Domain spoofing: A tactic used by cybercriminals to hijack a legitimate domain

Ex. “John Smith” <Person@acme.com>

Lookalike domain spoofing: When a malicious email is sent from a domain that looks like the legitimate domain. This can involve switching a “O” for a “0”, a “5” for an “S”, or a “r” and an “n” for an “m”.

Ex. “John Smith” <Person@cornpany.com>

Display name spoofing: Potentially the most common tactic used due to its simplicity. Display name spoofing is where the “Friendly from” name is changed to whoever the bad actor wants to pretend to be to launch the scam.

Ex. “John Smith” <[email protected]>

Regardless of how bad emails end up in the inboxes, organizations are now reliant on their users to be a protective force on the front lines to help stop these attacks.

Users Are More Valuable than Ever in Helping to Protect Organizations

The rise in phishing awareness programs has enabled employees, contractors, and partners to assist the security team in the fight against email phishing. Today, many users are trained to spot suspicious emails that show up in their mailboxes.

Plus, organizations can test their users’ knowledge by launching simulated phishing attacks to their users to measure the effectiveness of the training and find additional opportunities to help their users become an additional security layer for the organization.

But simply spotting suspicious emails is not enough. Users need a way to notify the security team about suspicious emails they receive to help the security team prevent email-based attacks across the entire organization. Enter the abuse mailbox.

(Dataset entries)
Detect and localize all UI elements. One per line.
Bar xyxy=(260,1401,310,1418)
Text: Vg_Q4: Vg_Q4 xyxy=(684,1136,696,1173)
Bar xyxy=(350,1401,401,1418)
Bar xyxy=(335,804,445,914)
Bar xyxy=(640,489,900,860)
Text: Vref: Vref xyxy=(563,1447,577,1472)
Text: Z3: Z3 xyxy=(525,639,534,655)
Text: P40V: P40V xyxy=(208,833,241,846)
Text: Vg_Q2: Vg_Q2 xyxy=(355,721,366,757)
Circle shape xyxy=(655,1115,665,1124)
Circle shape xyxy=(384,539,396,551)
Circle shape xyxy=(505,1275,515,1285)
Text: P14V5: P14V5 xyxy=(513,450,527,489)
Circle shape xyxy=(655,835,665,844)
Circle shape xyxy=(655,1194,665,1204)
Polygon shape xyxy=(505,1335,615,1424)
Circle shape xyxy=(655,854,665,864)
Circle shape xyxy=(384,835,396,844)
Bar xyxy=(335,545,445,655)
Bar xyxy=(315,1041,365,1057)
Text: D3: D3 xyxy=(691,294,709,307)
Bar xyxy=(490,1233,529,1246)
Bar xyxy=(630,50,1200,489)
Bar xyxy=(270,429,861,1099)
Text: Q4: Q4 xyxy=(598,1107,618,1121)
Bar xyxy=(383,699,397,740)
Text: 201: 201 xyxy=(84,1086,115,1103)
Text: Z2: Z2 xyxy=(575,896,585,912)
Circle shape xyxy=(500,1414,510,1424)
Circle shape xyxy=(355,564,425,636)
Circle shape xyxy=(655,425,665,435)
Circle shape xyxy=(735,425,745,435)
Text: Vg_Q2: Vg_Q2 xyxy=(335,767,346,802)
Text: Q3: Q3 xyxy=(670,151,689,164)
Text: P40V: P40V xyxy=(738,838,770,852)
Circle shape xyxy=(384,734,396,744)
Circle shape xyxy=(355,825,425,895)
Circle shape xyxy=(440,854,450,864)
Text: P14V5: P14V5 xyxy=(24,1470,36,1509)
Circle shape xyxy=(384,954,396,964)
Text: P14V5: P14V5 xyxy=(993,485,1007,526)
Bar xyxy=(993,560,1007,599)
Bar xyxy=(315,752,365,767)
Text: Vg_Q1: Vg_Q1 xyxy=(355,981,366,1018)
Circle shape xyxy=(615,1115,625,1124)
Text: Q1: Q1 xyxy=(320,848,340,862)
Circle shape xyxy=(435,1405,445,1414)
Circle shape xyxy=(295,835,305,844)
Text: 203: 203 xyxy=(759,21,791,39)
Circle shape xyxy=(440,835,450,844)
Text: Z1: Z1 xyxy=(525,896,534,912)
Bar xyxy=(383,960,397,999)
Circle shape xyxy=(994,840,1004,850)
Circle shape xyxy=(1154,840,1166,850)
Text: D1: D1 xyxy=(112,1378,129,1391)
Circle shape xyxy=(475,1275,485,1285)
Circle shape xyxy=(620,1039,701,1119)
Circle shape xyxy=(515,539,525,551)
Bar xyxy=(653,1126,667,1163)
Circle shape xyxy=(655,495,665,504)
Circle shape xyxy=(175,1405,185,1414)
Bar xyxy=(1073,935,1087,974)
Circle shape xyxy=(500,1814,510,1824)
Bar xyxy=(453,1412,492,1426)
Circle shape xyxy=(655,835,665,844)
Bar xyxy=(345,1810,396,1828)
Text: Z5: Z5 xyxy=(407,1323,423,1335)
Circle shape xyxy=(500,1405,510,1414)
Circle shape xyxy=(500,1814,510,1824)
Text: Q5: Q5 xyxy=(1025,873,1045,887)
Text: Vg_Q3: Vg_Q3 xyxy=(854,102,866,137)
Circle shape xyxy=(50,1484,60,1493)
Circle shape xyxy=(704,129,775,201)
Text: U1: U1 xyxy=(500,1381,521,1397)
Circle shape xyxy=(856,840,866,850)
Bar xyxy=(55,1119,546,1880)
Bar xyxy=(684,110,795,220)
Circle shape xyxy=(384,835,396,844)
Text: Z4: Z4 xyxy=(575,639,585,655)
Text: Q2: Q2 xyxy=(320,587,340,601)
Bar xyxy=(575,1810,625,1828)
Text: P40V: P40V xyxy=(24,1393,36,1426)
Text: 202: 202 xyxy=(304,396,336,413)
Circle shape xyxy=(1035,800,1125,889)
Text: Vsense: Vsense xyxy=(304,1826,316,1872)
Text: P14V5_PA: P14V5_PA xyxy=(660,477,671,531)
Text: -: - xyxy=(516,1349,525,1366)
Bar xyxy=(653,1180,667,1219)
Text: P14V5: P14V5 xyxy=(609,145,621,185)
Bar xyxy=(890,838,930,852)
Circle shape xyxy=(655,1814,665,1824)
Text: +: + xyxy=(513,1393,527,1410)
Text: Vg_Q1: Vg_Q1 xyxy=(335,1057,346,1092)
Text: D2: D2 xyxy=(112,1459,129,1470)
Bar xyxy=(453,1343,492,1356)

Directions
(1) In the text on email spoofing, which tactic is described as potentially the most common, and for what reason?
(2) Reproduce the portion of the email spoofing text between "Users Are More" and "in their mailboxes.", inclusive.
These rows have no connection to the text on email spoofing.

Exercise responses
(1) Display name spoofing is described as potentially the most common tactic because of its simplicity.

(2)
Users Are More Valuable than Ever in Helping to Protect Organizations

The rise in phishing awareness programs has enabled employees, contractors, and partners to assist the security team in the fight against email phishing. Today, many users are trained to spot suspicious emails that show up in their mailboxes.